» **RECORDS TO PROCESS**:

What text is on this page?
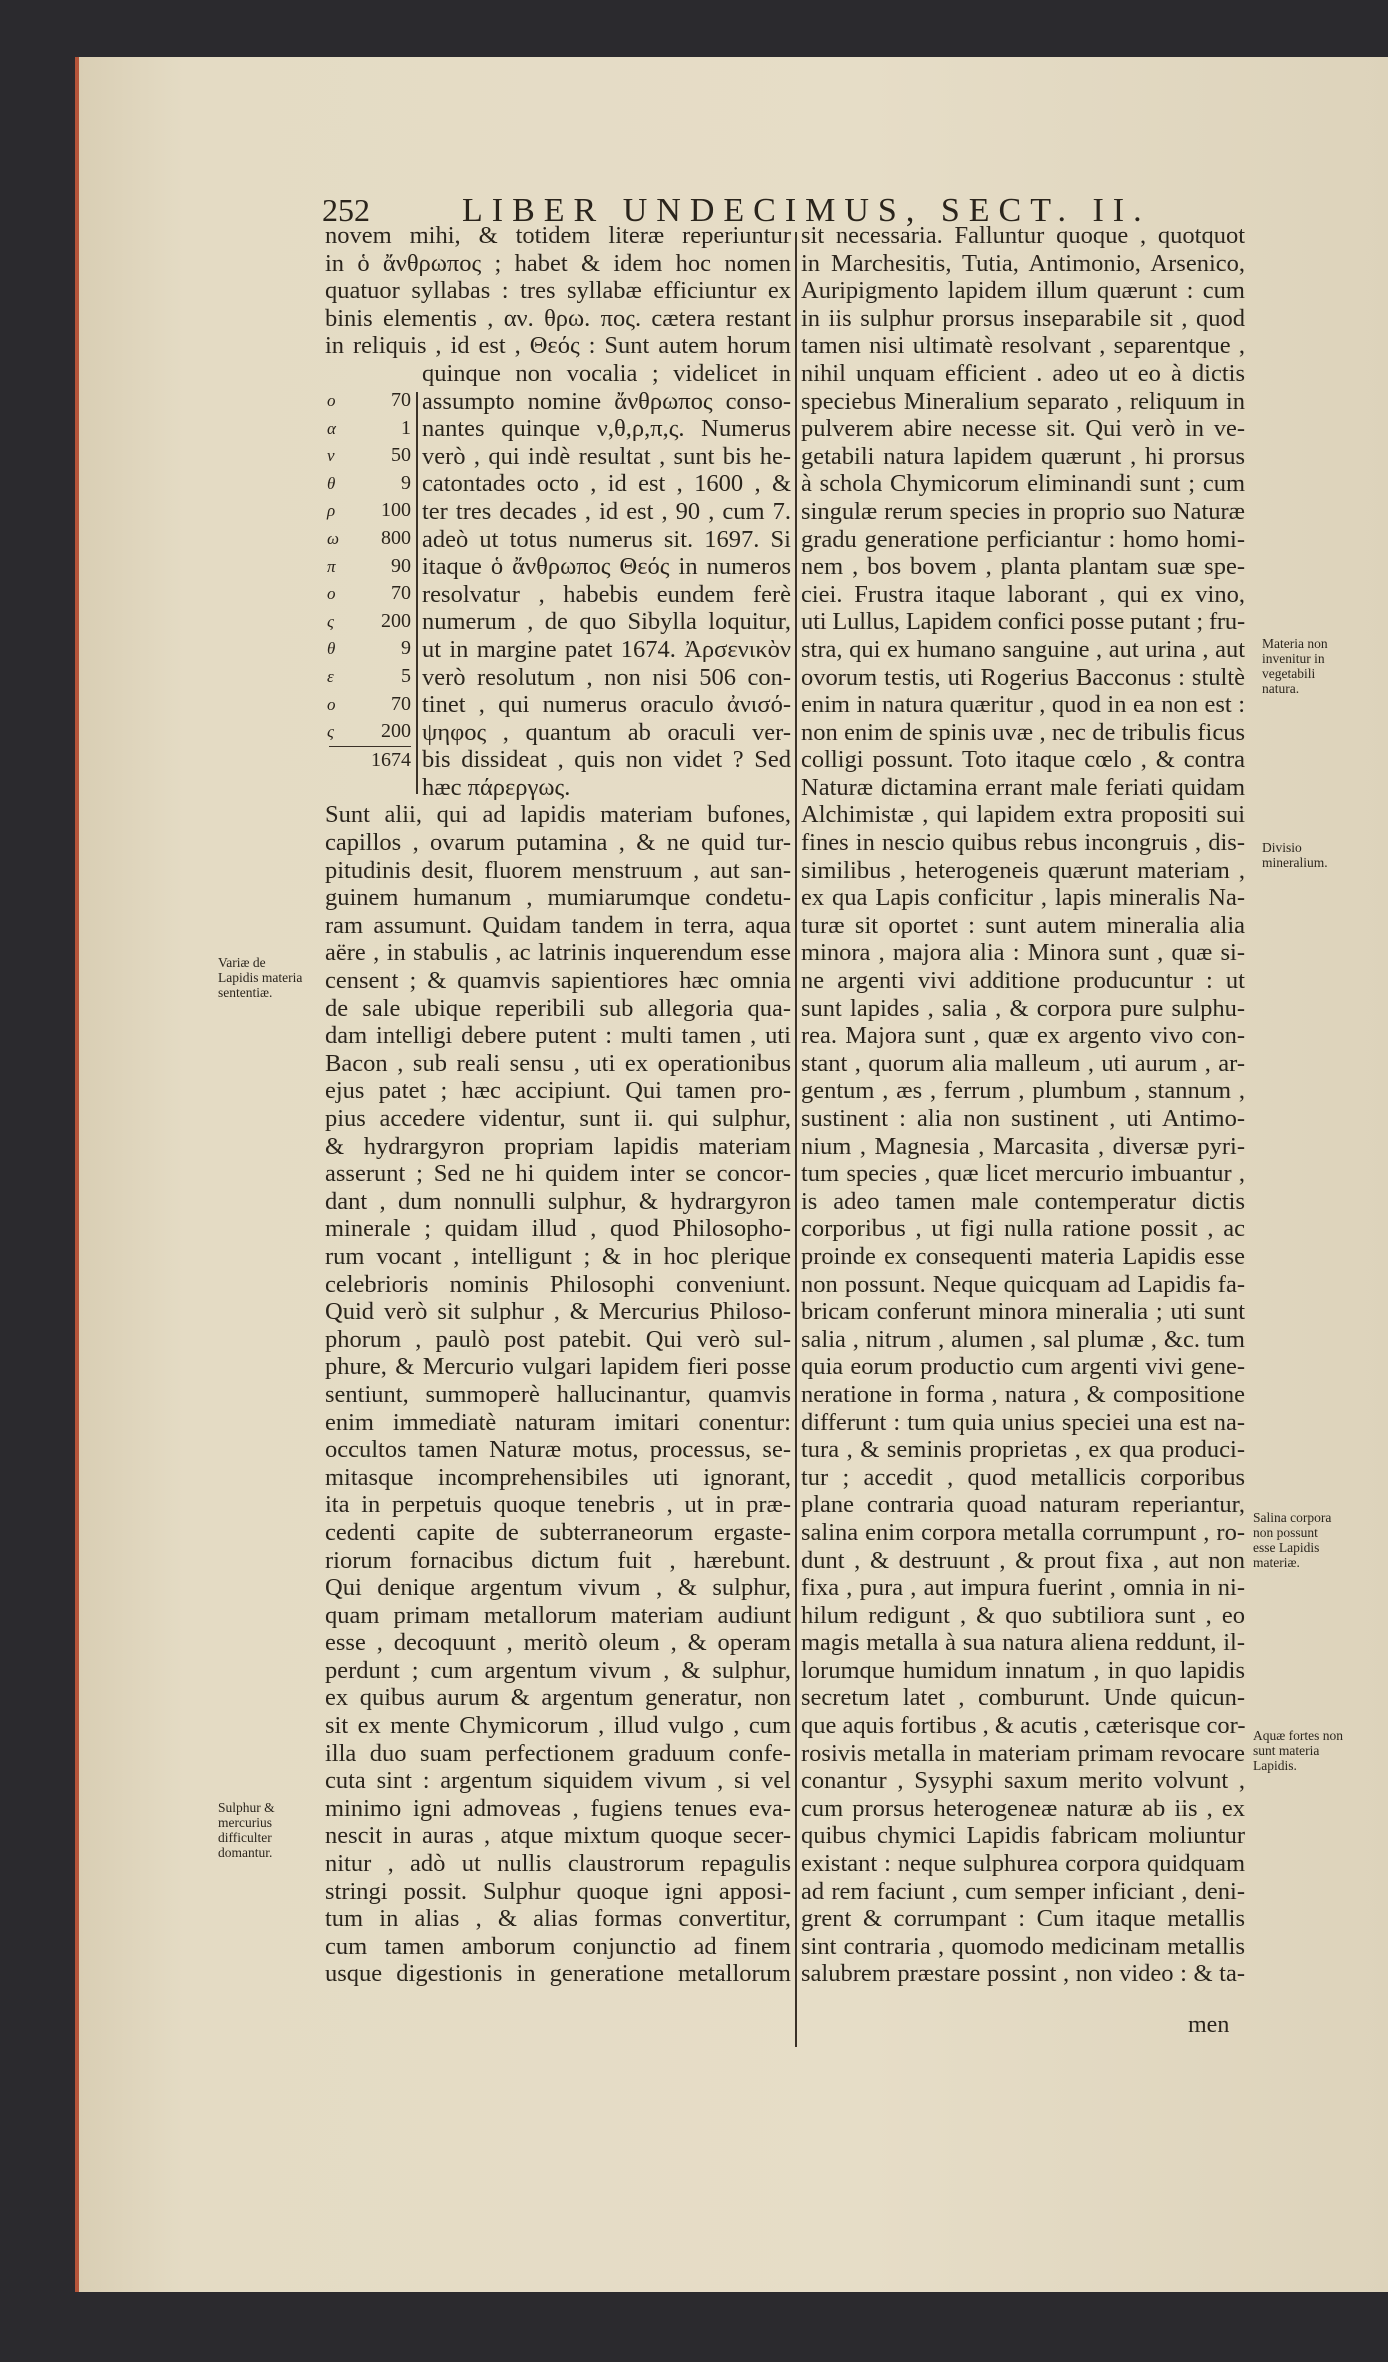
252	LIBER UNDECIMUS, SECT. II.
novem mihi, & totidem literæ reperiuntur
in ὁ ἄνθρωπος ; habet & idem hoc nomen
quatuor syllabas : tres syllabæ efficiuntur ex
binis elementis , αν. θρω. πος. cætera restant
in reliquis , id est , Θεός : Sunt autem horum
quinque non vocalia ; videlicet in
assumpto nomine ἄνθρωπος conso-
nantes quinque ν,θ,ρ,π,ς. Numerus
verò , qui indè resultat , sunt bis he-
catontades octo , id est , 1600 , &
ter tres decades , id est , 90 , cum 7.
adeò ut totus numerus sit. 1697. Si
itaque ὁ ἄνθρωπος Θεός in numeros
resolvatur , habebis eundem ferè
numerum , de quo Sibylla loquitur,
ut in margine patet 1674. Ἀρσενικὸν
verò resolutum , non nisi 506 con-
tinet , qui numerus oraculo ἀνισό-
ψηφος , quantum ab oraculi ver-
bis dissideat , quis non videt ? Sed
hæc πάρεργως.
Sunt alii, qui ad lapidis materiam bufones,
capillos , ovarum putamina , & ne quid tur-
pitudinis desit, fluorem menstruum , aut san-
guinem humanum , mumiarumque condetu-
ram assumunt. Quidam tandem in terra, aqua
aëre , in stabulis , ac latrinis inquerendum esse
censent ; & quamvis sapientiores hæc omnia
de sale ubique reperibili sub allegoria qua-
dam intelligi debere putent : multi tamen , uti
Bacon , sub reali sensu , uti ex operationibus
ejus patet ; hæc accipiunt. Qui tamen pro-
pius accedere videntur, sunt ii. qui sulphur,
& hydrargyron propriam lapidis materiam
asserunt ; Sed ne hi quidem inter se concor-
dant , dum nonnulli sulphur, & hydrargyron
minerale ; quidam illud , quod Philosopho-
rum vocant , intelligunt ; & in hoc plerique
celebrioris nominis Philosophi conveniunt.
Quid verò sit sulphur , & Mercurius Philoso-
phorum , paulò post patebit. Qui verò sul-
phure, & Mercurio vulgari lapidem fieri posse
sentiunt, summoperè hallucinantur, quamvis
enim immediatè naturam imitari conentur:
occultos tamen Naturæ motus, processus, se-
mitasque incomprehensibiles uti ignorant,
ita in perpetuis quoque tenebris , ut in præ-
cedenti capite de subterraneorum ergaste-
riorum fornacibus dictum fuit , hærebunt.
Qui denique argentum vivum , & sulphur,
quam primam metallorum materiam audiunt
esse , decoquunt , meritò oleum , & operam
perdunt ; cum argentum vivum , & sulphur,
ex quibus aurum & argentum generatur, non
sit ex mente Chymicorum , illud vulgo , cum
illa duo suam perfectionem graduum confe-
cuta sint : argentum siquidem vivum , si vel
minimo igni admoveas , fugiens tenues eva-
nescit in auras , atque mixtum quoque secer-
nitur , adò ut nullis claustrorum repagulis
stringi possit. Sulphur quoque igni apposi-
tum in alias , & alias formas convertitur,
cum tamen amborum conjunctio ad finem
usque digestionis in generatione metallorum
ο	70
α	1
ν	50
θ	9
ρ 100
ω 800
π	90
ο	70
ς 200
θ	9
ε	5
ο	70
ς 200
1674
sit necessaria. Falluntur quoque , quotquot
in Marchesitis, Tutia, Antimonio, Arsenico,
Auripigmento lapidem illum quærunt : cum
in iis sulphur prorsus inseparabile sit , quod
tamen nisi ultimatè resolvant , separentque ,
nihil unquam efficient . adeo ut eo à dictis
speciebus Mineralium separato , reliquum in
pulverem abire necesse sit. Qui verò in ve-
getabili natura lapidem quærunt , hi prorsus
à schola Chymicorum eliminandi sunt ; cum
singulæ rerum species in proprio suo Naturæ
gradu generatione perficiantur : homo homi-
nem , bos bovem , planta plantam suæ spe-
ciei. Frustra itaque laborant , qui ex vino,
uti Lullus, Lapidem confici posse putant ; fru-
stra, qui ex humano sanguine , aut urina , aut
ovorum testis, uti Rogerius Bacconus : stultè
enim in natura quæritur , quod in ea non est :
non enim de spinis uvæ , nec de tribulis ficus
colligi possunt. Toto itaque cœlo , & contra
Naturæ dictamina errant male feriati quidam
Alchimistæ , qui lapidem extra propositi sui
fines in nescio quibus rebus incongruis , dis-
similibus , heterogeneis quærunt materiam ,
ex qua Lapis conficitur , lapis mineralis Na-
turæ sit oportet : sunt autem mineralia alia
minora , majora alia : Minora sunt , quæ si-
ne argenti vivi additione producuntur : ut
sunt lapides , salia , & corpora pure sulphu-
rea. Majora sunt , quæ ex argento vivo con-
stant , quorum alia malleum , uti aurum , ar-
gentum , æs , ferrum , plumbum , stannum ,
sustinent : alia non sustinent , uti Antimo-
nium , Magnesia , Marcasita , diversæ pyri-
tum species , quæ licet mercurio imbuantur ,
is adeo tamen male contemperatur dictis
corporibus , ut figi nulla ratione possit , ac
proinde ex consequenti materia Lapidis esse
non possunt. Neque quicquam ad Lapidis fa-
bricam conferunt minora mineralia ; uti sunt
salia , nitrum , alumen , sal plumæ , &c. tum
quia eorum productio cum argenti vivi gene-
neratione in forma , natura , & compositione
differunt : tum quia unius speciei una est na-
tura , & seminis proprietas , ex qua produci-
tur ; accedit , quod metallicis corporibus
plane contraria quoad naturam reperiantur,
salina enim corpora metalla corrumpunt , ro-
dunt , & destruunt , & prout fixa , aut non
fixa , pura , aut impura fuerint , omnia in ni-
hilum redigunt , & quo subtiliora sunt , eo
magis metalla à sua natura aliena reddunt, il-
lorumque humidum innatum , in quo lapidis
secretum latet , comburunt. Unde quicun-
que aquis fortibus , & acutis , cæterisque cor-
rosivis metalla in materiam primam revocare
conantur , Sysyphi saxum merito volvunt ,
cum prorsus heterogeneæ naturæ ab iis , ex
quibus chymici Lapidis fabricam moliuntur
existant : neque sulphurea corpora quidquam
ad rem faciunt , cum semper inficiant , deni-
grent & corrumpant : Cum itaque metallis
sint contraria , quomodo medicinam metallis
salubrem præstare possint , non video : & ta-
men
Variæ de Lapidis materia sententiæ.
Sulphur & mercurius difficulter domantur.
Materia non invenitur in vegetabili natura.
Divisio mineralium.
Salina corpora non possunt esse Lapidis materiæ.
Aquæ fortes non sunt materia Lapidis.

» **WHAT THE TASK REQUIRES**:
Identify each line of the material where the word "fixa" shows up, and copy it.

» **ANSWER TO THE EXERCISE**:
dunt , & destruunt , & prout fixa , aut non
fixa , pura , aut impura fuerint , omnia in ni-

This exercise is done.